Exercise brief: All lines below must be repeated exactly, with the pictures omitted.

Dataset excerpts
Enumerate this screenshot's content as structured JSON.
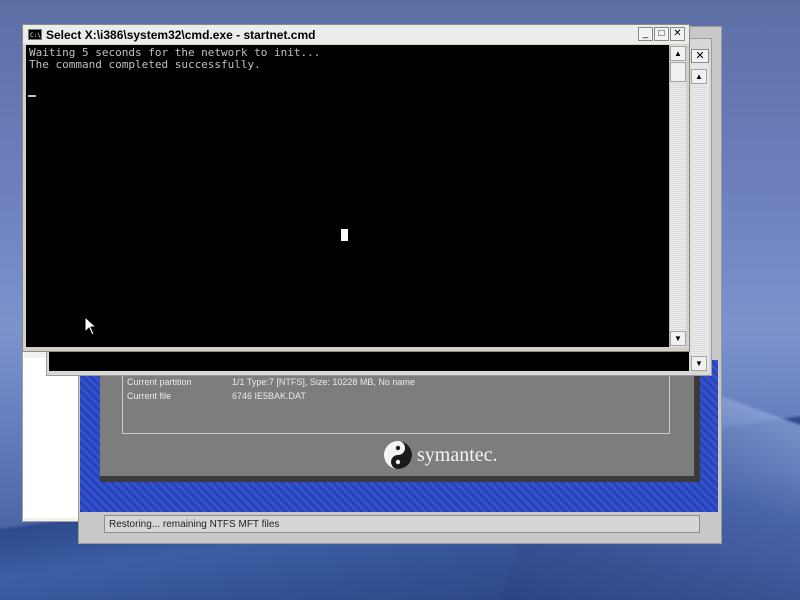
{
  "cmd_window": {
    "title": "Select X:\\i386\\system32\\cmd.exe - startnet.cmd",
    "icon": "console-icon",
    "icon_text": "C:\\",
    "lines": [
      "Waiting 5 seconds for the network to init...",
      "The command completed successfully."
    ],
    "buttons": {
      "minimize": "_",
      "maximize": "□",
      "close": "✕"
    },
    "scroll_up": "▲",
    "scroll_down": "▼"
  },
  "background_cmd_window": {
    "close": "✕",
    "scroll_up": "▲",
    "scroll_down": "▼"
  },
  "ghost_window": {
    "rows": [
      {
        "label": "Current partition",
        "value": "1/1 Type:7 [NTFS], Size: 10228 MB, No name"
      },
      {
        "label": "Current file",
        "value": "6746 IE5BAK.DAT"
      }
    ],
    "logo_text": "symantec.",
    "status": "Restoring... remaining NTFS MFT files"
  },
  "colors": {
    "console_bg": "#000000",
    "console_text": "#c0c0c0",
    "panel_gray": "#7d7d7d",
    "ghost_blue": "#2f4dc4"
  }
}
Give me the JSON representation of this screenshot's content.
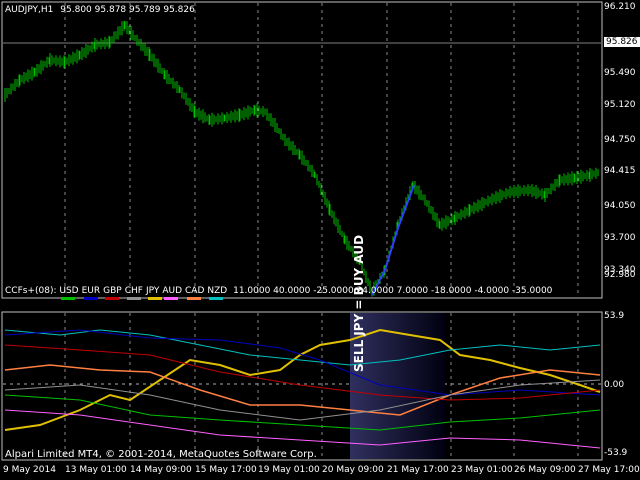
{
  "header": {
    "symbol_text": "AUDJPY,H1",
    "ohlc": "95.800 95.878 95.789 95.826"
  },
  "price_axis": [
    "96.210",
    "95.826",
    "95.490",
    "95.120",
    "94.750",
    "94.415",
    "94.050",
    "93.700",
    "93.340",
    "92.980"
  ],
  "current_price": "95.826",
  "indicator": {
    "legend_prefix": "CCFs+(08):",
    "currencies": [
      "USD",
      "EUR",
      "GBP",
      "CHF",
      "JPY",
      "AUD",
      "CAD",
      "NZD"
    ],
    "currency_colors": [
      "#00c000",
      "#0000c0",
      "#c00000",
      "#909090",
      "#e0c000",
      "#ff60ff",
      "#ff8040",
      "#00c0c0"
    ],
    "values_text": "11.0000 40.0000 -25.0000 24.0000 7.0000 -18.0000 -4.0000 -35.0000",
    "axis": [
      "53.9",
      "0.00",
      "-53.9"
    ]
  },
  "annotation": "SELL JPY = BUY AUD",
  "footer": "Alpari Limited MT4, © 2001-2014, MetaQuotes Software Corp.",
  "time_axis": [
    "9 May 2014",
    "13 May 01:00",
    "14 May 09:00",
    "15 May 17:00",
    "19 May 01:00",
    "20 May 09:00",
    "21 May 17:00",
    "23 May 01:00",
    "26 May 09:00",
    "27 May 17:00"
  ],
  "colors": {
    "bull": "#00c000",
    "signal": "#3040ff"
  }
}
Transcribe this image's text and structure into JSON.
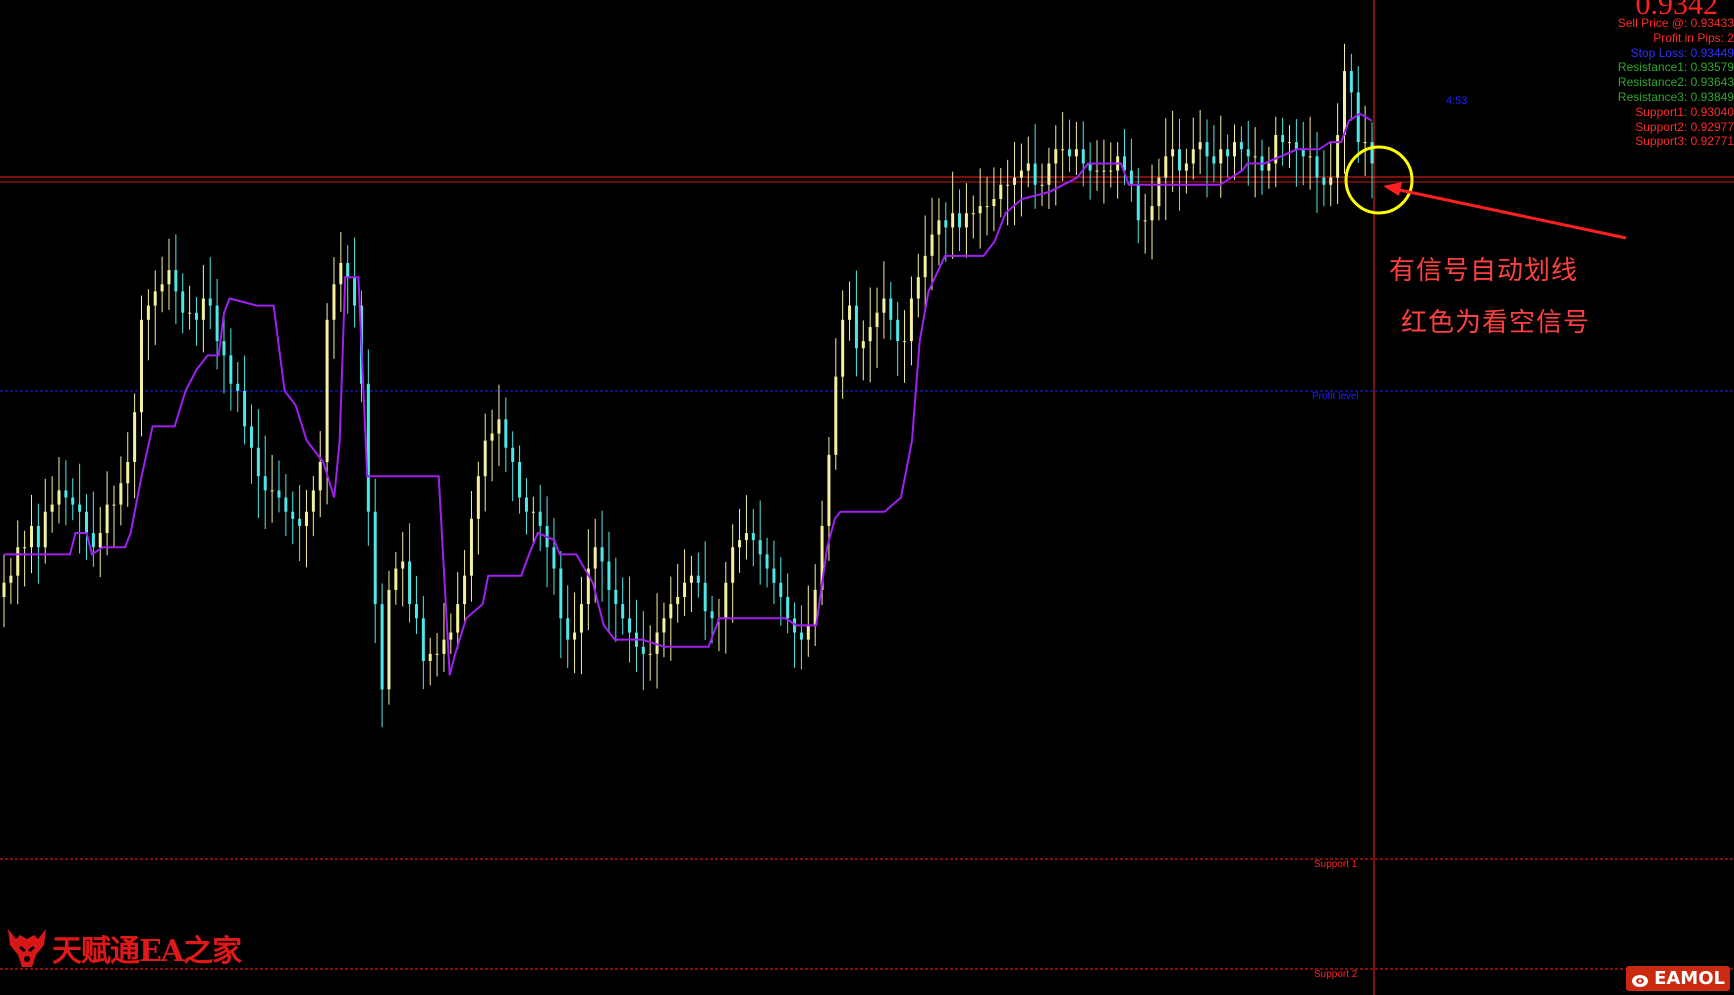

The result:
Enumerate this screenshot's content as structured JSON.
{
  "cmd_window": {
    "title": "Select X:\\i386\\system32\\cmd.exe - startnet.cmd",
    "icon": "console-icon",
    "icon_text": "C:\\",
    "lines": [
      "Waiting 5 seconds for the network to init...",
      "The command completed successfully."
    ],
    "buttons": {
      "minimize": "_",
      "maximize": "□",
      "close": "✕"
    },
    "scroll_up": "▲",
    "scroll_down": "▼"
  },
  "background_cmd_window": {
    "close": "✕",
    "scroll_up": "▲",
    "scroll_down": "▼"
  },
  "ghost_window": {
    "rows": [
      {
        "label": "Current partition",
        "value": "1/1 Type:7 [NTFS], Size: 10228 MB, No name"
      },
      {
        "label": "Current file",
        "value": "6746 IE5BAK.DAT"
      }
    ],
    "logo_text": "symantec.",
    "status": "Restoring... remaining NTFS MFT files"
  },
  "colors": {
    "console_bg": "#000000",
    "console_text": "#c0c0c0",
    "panel_gray": "#7d7d7d",
    "ghost_blue": "#2f4dc4"
  }
}
Give me the JSON representation of this screenshot's content.
{
  "header": {
    "symbol_text": "AUDJPY,H1",
    "ohlc": "95.800 95.878 95.789 95.826"
  },
  "price_axis": [
    "96.210",
    "95.826",
    "95.490",
    "95.120",
    "94.750",
    "94.415",
    "94.050",
    "93.700",
    "93.340",
    "92.980"
  ],
  "current_price": "95.826",
  "indicator": {
    "legend_prefix": "CCFs+(08):",
    "currencies": [
      "USD",
      "EUR",
      "GBP",
      "CHF",
      "JPY",
      "AUD",
      "CAD",
      "NZD"
    ],
    "currency_colors": [
      "#00c000",
      "#0000c0",
      "#c00000",
      "#909090",
      "#e0c000",
      "#ff60ff",
      "#ff8040",
      "#00c0c0"
    ],
    "values_text": "11.0000 40.0000 -25.0000 24.0000 7.0000 -18.0000 -4.0000 -35.0000",
    "axis": [
      "53.9",
      "0.00",
      "-53.9"
    ]
  },
  "annotation": "SELL JPY = BUY AUD",
  "footer": "Alpari Limited MT4, © 2001-2014, MetaQuotes Software Corp.",
  "time_axis": [
    "9 May 2014",
    "13 May 01:00",
    "14 May 09:00",
    "15 May 17:00",
    "19 May 01:00",
    "20 May 09:00",
    "21 May 17:00",
    "23 May 01:00",
    "26 May 09:00",
    "27 May 17:00"
  ],
  "colors": {
    "bull": "#00c000",
    "signal": "#3040ff"
  }
}
Transcribe this image's text and structure into JSON.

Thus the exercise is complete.